#### Given instruction
Can you find the lines of the listing that include "Эксмо" and copy every one?

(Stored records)
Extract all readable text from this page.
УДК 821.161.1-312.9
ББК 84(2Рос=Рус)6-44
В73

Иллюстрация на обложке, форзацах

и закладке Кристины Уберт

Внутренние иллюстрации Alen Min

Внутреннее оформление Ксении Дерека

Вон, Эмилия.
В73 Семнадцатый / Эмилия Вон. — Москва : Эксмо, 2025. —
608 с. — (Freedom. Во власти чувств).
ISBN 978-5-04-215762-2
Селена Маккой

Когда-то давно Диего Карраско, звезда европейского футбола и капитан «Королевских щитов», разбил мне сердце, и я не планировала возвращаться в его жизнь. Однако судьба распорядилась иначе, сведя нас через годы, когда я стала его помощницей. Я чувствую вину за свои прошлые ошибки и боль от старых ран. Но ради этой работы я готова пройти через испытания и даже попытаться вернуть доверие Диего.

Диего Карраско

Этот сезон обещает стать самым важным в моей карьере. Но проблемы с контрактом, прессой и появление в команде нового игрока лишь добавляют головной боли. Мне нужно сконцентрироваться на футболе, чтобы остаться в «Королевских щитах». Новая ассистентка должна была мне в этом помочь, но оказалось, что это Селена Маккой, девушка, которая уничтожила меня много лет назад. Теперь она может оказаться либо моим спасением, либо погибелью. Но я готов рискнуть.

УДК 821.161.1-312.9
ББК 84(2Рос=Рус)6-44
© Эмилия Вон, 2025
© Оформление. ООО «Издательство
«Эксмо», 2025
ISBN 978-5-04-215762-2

#### Solution
В73 Семнадцатый / Эмилия Вон. — Москва : Эксмо, 2025. —
«Эксмо», 2025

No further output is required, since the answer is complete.